[WHAT THIS TASK INVOLVES] Copy out every line that contains the word "ezen".

[DATA]
_ _ _ _ _ _ _
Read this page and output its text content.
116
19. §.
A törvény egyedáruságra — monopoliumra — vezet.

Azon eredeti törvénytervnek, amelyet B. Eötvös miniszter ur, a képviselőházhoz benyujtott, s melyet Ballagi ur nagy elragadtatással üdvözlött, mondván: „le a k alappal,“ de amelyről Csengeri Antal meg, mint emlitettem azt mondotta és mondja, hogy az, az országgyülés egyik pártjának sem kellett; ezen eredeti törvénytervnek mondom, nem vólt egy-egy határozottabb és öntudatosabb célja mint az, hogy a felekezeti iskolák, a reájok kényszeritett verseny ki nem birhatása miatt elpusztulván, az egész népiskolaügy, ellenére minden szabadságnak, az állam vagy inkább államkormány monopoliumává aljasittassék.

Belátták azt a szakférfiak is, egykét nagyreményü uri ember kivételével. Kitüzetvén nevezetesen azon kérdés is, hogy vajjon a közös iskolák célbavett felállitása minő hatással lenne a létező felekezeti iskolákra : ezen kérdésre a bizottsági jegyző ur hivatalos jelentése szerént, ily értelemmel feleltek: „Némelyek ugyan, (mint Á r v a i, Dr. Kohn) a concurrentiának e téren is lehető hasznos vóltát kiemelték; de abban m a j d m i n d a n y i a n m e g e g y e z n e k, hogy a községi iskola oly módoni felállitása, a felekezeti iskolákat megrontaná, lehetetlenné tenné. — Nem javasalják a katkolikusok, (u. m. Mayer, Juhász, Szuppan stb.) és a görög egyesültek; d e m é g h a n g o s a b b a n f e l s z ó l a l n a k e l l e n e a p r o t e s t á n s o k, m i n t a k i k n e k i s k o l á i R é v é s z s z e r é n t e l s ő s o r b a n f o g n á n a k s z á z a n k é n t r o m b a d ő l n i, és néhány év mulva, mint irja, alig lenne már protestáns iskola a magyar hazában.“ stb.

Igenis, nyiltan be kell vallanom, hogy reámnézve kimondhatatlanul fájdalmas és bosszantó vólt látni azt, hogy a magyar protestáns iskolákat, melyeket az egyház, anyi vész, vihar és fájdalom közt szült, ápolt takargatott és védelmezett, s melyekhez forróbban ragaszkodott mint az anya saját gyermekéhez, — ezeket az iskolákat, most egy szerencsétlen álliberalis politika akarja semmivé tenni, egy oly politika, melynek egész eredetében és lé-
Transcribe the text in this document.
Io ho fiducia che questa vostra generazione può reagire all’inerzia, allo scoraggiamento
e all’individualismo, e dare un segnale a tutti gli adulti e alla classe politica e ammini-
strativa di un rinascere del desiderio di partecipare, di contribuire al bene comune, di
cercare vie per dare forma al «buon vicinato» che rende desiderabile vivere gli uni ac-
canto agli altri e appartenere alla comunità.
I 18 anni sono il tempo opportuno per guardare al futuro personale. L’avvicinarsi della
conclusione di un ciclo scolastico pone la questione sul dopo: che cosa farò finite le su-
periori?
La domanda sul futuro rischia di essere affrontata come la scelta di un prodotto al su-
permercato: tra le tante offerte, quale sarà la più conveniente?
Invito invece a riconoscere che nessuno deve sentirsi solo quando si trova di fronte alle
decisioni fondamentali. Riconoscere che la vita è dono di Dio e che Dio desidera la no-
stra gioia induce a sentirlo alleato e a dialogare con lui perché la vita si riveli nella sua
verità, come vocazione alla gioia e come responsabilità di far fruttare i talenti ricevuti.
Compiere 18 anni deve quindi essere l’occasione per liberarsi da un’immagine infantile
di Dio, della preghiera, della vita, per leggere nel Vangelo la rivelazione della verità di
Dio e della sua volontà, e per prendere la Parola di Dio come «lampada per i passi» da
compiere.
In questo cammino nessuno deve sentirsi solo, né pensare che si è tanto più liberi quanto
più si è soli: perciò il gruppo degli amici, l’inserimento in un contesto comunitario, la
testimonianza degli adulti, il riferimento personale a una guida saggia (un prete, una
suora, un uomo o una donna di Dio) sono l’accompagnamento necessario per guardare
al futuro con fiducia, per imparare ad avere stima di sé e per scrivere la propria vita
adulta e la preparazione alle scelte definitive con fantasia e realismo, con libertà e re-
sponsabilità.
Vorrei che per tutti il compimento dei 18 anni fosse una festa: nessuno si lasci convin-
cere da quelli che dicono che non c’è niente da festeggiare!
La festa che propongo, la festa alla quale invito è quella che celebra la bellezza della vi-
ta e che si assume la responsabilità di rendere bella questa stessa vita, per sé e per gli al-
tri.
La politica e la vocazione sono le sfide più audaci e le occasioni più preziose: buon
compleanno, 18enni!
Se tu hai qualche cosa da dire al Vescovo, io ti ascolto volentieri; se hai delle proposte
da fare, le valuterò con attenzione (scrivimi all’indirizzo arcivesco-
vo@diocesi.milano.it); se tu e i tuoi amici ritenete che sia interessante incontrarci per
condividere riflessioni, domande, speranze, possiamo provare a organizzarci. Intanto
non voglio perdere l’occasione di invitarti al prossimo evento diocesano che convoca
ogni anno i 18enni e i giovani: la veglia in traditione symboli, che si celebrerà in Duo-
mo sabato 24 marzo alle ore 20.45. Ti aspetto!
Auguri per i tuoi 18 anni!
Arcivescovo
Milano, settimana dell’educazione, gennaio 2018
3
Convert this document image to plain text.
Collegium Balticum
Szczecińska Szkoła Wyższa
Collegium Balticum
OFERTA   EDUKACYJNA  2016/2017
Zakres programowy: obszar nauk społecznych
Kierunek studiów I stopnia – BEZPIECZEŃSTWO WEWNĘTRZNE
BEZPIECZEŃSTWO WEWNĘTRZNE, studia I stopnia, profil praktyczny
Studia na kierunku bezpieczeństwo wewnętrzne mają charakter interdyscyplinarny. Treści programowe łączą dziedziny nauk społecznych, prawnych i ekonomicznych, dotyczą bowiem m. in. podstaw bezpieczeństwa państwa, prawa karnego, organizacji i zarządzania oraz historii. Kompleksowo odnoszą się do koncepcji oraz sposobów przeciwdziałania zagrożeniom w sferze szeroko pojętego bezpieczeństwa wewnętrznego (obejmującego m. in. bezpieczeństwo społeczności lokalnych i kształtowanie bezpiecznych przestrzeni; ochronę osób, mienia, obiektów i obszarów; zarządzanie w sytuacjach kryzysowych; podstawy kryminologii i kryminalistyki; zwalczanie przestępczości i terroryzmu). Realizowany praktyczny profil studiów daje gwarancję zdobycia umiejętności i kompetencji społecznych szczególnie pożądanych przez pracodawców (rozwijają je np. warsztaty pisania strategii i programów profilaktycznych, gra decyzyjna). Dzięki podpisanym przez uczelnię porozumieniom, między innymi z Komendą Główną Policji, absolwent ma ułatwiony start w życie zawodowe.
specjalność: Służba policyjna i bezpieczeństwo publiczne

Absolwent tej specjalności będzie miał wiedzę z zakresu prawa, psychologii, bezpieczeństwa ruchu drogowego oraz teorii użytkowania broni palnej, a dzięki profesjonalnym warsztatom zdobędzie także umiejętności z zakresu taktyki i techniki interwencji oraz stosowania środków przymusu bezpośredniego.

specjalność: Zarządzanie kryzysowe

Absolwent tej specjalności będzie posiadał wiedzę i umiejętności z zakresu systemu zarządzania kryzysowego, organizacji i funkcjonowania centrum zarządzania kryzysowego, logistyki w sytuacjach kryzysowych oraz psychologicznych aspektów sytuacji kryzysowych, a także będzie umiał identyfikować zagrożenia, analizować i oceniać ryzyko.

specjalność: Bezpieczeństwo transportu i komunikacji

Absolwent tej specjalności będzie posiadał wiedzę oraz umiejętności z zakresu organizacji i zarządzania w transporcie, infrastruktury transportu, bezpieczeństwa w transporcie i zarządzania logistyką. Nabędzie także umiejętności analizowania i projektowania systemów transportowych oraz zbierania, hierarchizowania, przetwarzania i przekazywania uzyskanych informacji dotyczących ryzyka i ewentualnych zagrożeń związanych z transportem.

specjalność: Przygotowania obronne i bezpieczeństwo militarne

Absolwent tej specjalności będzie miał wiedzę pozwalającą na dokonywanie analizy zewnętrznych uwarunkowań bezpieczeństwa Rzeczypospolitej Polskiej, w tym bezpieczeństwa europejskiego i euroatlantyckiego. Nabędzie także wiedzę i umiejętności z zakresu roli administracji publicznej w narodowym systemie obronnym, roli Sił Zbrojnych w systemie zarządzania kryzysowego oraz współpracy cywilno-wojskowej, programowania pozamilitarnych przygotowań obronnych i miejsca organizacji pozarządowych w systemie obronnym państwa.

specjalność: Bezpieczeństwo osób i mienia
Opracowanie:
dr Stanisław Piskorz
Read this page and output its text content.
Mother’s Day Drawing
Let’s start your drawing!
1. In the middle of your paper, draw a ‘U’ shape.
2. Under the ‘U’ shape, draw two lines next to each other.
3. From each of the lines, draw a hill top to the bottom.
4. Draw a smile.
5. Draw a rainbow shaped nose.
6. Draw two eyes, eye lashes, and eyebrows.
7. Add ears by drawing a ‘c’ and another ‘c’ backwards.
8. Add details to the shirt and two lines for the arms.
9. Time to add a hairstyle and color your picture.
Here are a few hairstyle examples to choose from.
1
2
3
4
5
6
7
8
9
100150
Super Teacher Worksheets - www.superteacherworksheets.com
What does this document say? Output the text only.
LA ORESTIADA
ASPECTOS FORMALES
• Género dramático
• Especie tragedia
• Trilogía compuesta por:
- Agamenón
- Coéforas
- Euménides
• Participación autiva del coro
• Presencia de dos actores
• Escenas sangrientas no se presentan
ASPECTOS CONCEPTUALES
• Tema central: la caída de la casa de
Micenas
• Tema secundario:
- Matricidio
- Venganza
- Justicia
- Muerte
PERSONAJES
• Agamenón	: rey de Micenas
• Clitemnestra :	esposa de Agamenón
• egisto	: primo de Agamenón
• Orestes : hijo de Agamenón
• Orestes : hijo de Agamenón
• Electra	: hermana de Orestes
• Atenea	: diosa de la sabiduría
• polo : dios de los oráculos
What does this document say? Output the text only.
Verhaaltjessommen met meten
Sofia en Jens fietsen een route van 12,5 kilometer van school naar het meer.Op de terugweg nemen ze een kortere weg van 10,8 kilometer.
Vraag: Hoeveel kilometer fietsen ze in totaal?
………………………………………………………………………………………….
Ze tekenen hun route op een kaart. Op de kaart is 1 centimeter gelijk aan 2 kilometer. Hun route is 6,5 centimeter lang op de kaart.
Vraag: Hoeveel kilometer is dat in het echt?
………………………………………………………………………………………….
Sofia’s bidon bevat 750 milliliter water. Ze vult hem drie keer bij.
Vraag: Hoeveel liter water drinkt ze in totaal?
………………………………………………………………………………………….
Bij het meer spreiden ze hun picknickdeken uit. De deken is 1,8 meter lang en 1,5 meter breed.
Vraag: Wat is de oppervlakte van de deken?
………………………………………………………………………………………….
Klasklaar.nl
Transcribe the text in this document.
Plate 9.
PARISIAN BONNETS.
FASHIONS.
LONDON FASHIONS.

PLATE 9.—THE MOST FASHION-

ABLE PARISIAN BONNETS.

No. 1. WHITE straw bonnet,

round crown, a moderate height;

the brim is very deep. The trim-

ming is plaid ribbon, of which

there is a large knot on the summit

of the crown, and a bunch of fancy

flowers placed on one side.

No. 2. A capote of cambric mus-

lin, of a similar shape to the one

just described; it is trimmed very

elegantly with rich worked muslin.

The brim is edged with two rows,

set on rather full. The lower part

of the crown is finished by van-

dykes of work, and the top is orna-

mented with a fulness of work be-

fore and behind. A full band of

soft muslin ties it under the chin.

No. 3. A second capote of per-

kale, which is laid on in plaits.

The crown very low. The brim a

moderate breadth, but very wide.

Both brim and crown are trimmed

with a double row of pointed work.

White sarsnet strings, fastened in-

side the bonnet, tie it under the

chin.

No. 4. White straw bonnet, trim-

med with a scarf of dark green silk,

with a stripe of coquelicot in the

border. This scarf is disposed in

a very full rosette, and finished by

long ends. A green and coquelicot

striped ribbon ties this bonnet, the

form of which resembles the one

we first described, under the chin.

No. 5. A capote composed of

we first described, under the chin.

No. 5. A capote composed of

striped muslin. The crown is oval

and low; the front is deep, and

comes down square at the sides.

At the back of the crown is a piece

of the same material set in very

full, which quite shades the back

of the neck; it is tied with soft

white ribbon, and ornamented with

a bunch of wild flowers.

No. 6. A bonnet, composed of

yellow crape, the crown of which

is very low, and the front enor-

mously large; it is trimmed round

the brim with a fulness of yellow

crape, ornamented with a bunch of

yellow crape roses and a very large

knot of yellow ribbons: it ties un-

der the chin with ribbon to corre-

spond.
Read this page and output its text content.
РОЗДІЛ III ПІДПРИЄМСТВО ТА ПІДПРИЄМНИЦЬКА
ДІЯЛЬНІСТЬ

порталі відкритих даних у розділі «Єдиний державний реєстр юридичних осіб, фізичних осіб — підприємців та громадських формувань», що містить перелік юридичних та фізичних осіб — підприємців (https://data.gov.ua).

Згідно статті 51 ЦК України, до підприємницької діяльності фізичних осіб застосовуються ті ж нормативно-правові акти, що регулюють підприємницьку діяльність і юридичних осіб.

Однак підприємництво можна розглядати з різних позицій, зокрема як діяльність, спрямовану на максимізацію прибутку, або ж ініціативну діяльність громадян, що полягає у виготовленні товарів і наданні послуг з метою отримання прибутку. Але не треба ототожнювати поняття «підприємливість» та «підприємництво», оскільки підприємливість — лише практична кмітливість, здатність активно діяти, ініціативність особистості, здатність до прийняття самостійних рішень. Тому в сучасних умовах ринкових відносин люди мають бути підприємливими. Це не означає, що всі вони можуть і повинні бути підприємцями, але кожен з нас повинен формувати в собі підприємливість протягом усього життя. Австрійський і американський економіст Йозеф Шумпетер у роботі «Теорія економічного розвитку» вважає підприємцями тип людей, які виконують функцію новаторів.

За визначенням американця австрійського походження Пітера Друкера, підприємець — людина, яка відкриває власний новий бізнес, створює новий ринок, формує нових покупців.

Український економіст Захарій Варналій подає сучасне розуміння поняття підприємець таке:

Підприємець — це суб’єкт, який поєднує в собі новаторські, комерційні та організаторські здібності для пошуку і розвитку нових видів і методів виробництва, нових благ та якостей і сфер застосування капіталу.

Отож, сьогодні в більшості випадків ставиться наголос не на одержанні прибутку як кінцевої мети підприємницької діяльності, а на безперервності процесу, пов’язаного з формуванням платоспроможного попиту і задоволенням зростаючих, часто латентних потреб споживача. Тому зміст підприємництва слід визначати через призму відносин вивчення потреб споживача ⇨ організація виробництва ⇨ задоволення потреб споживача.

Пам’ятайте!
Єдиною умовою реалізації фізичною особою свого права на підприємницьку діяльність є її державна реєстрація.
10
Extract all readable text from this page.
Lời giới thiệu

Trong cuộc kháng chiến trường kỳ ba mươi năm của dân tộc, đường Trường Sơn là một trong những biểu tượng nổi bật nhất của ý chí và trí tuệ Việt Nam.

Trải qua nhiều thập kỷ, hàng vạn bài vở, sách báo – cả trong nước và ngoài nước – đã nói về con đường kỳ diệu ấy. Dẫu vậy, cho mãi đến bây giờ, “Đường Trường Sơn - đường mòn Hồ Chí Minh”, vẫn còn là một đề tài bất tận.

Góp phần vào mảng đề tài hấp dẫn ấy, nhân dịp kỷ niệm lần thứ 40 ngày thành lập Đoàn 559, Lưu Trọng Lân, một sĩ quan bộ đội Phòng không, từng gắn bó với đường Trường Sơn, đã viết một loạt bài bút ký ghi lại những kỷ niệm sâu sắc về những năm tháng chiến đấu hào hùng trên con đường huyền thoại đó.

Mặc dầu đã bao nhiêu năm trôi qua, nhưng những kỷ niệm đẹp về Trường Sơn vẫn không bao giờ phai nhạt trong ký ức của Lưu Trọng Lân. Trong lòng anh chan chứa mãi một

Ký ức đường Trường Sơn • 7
_ _ _ _ _ _ _
[TASK SOLUTION]
Azon eredeti törvénytervnek, amelyet B. Eötvös miniszter ur, a képviselőházhoz benyujtott, s melyet Ballagi ur nagy elragadtatással üdvözlött, mondván: „le a k alappal,“ de amelyről Csengeri Antal meg, mint emlitettem azt mondotta és mondja, hogy az, az országgyülés egyik pártjának sem kellett; ezen eredeti törvénytervnek mondom, nem vólt egy-egy határozottabb és öntudatosabb célja mint az, hogy a felekezeti iskolák, a reájok kényszeritett verseny ki nem birhatása miatt elpusztulván, az egész népiskolaügy, ellenére minden szabadságnak, az állam vagy inkább államkormány monopoliumává aljasittassék.
Belátták azt a szakférfiak is, egykét nagyreményü uri ember kivételével. Kitüzetvén nevezetesen azon kérdés is, hogy vajjon a közös iskolák célbavett felállitása minő hatással lenne a létező felekezeti iskolákra : ezen kérdésre a bizottsági jegyző ur hivatalos jelentése szerént, ily értelemmel feleltek: „Némelyek ugyan, (mint Á r v a i, Dr. Kohn) a concurrentiának e téren is lehető hasznos vóltát kiemelték; de abban m a j d m i n d a n y i a n m e g e g y e z n e k, hogy a községi iskola oly módoni felállitása, a felekezeti iskolákat megrontaná, lehetetlenné tenné. — Nem javasalják a katkolikusok, (u. m. Mayer, Juhász, Szuppan stb.) és a görög egyesültek; d e m é g h a n g o s a b b a n f e l s z ó l a l n a k e l l e n e a p r o t e s t á n s o k, m i n t a k i k n e k i s k o l á i R é v é s z s z e r é n t e l s ő s o r b a n f o g n á n a k s z á z a n k é n t r o m b a d ő l n i, és néhány év mulva, mint irja, alig lenne már protestáns iskola a magyar hazában.“ stb.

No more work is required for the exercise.